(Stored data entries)

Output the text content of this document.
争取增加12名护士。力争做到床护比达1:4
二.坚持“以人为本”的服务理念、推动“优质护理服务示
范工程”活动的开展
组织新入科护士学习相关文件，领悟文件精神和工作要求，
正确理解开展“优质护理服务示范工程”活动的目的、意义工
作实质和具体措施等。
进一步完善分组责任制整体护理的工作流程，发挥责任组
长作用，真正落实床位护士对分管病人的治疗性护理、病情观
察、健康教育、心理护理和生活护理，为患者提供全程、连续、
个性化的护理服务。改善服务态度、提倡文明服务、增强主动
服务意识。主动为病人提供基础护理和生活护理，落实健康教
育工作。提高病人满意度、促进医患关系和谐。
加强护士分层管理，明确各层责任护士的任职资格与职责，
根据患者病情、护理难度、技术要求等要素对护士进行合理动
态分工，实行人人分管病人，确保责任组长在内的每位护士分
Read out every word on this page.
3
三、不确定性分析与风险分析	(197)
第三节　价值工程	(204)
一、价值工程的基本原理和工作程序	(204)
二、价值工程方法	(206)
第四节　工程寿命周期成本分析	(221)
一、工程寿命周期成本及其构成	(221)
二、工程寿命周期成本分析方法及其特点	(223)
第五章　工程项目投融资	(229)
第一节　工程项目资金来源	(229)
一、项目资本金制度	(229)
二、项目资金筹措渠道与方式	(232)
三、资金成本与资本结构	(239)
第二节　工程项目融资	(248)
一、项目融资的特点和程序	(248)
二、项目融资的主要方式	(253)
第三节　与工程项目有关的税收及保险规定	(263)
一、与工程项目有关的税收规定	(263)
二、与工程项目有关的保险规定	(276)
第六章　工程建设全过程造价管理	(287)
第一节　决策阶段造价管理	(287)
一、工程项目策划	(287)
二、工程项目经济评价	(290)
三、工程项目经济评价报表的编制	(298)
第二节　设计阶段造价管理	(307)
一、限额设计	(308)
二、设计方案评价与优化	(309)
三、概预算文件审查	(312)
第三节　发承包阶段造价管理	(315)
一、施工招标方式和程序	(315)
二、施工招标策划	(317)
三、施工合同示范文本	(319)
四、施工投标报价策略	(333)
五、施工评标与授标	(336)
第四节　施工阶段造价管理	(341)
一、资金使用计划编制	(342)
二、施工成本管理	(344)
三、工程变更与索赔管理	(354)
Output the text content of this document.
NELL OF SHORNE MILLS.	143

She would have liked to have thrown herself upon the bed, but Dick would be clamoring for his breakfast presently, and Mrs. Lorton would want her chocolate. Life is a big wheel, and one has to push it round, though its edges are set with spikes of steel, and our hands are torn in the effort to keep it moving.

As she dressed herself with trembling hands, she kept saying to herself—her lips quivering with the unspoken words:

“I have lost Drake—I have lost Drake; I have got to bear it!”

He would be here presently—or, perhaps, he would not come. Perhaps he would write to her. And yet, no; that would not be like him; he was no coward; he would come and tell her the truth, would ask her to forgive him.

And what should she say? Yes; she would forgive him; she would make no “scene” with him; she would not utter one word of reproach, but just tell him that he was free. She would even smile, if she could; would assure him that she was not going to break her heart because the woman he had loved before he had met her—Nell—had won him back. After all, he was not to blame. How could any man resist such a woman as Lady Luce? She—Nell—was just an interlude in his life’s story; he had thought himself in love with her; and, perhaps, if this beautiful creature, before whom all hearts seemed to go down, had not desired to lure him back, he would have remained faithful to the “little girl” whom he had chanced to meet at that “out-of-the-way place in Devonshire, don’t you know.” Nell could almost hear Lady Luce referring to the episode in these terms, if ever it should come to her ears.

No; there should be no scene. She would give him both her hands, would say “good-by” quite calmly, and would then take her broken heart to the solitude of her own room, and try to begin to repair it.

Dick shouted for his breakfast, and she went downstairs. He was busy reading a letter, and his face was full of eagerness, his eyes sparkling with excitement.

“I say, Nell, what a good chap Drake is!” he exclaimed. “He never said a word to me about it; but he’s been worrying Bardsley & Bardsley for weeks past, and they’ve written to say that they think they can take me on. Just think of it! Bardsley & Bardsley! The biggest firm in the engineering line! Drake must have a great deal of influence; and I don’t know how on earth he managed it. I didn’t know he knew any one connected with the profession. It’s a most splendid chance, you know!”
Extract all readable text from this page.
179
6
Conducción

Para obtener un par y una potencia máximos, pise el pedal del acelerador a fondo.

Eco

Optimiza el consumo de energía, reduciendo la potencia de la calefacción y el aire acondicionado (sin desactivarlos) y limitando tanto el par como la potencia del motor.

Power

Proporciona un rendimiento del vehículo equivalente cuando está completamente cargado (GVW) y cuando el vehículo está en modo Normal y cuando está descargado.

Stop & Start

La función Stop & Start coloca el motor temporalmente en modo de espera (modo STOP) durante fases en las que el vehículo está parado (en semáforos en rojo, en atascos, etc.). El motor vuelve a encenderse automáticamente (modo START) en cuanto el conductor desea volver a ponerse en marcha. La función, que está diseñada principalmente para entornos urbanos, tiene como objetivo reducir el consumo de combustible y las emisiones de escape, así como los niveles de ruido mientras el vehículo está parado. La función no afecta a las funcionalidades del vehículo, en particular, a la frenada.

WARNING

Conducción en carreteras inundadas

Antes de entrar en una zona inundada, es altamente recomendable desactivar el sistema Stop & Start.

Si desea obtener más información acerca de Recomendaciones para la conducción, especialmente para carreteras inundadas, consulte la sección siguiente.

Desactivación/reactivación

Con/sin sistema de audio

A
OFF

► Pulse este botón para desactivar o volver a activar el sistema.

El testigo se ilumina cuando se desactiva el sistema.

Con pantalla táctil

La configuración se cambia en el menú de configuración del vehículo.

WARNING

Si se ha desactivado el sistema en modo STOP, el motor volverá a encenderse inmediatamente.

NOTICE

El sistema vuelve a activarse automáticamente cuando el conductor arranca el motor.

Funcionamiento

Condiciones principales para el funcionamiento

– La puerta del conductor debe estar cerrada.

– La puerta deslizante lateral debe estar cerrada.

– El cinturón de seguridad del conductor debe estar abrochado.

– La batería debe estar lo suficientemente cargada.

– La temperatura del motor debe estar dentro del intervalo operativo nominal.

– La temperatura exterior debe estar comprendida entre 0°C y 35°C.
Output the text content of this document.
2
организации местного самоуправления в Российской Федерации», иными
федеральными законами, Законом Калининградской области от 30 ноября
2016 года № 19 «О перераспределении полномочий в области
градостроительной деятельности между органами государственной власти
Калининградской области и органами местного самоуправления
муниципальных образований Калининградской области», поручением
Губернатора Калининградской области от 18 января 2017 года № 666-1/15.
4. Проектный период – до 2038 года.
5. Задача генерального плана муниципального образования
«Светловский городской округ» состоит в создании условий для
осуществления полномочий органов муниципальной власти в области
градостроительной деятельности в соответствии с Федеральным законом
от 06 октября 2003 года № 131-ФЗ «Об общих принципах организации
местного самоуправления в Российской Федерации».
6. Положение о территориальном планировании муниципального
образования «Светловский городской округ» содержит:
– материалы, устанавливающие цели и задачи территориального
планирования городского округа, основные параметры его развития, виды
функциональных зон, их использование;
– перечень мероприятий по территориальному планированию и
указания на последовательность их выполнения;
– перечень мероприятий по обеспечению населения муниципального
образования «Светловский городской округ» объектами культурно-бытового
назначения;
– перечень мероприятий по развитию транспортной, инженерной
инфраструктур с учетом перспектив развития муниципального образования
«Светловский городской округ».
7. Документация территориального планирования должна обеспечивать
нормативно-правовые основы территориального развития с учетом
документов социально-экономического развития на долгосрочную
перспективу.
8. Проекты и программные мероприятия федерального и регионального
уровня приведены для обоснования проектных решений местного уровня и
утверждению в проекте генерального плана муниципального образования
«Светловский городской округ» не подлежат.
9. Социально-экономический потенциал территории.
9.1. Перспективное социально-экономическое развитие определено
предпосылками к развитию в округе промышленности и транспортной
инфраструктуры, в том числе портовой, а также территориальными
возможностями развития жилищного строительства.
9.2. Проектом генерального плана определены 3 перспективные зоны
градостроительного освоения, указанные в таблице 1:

Request. Show, from the listing above, each line that contains the word "планирования".

Complete output.
планирования городского округа, основные параметры его развития, виды
7. Документация территориального планирования должна обеспечивать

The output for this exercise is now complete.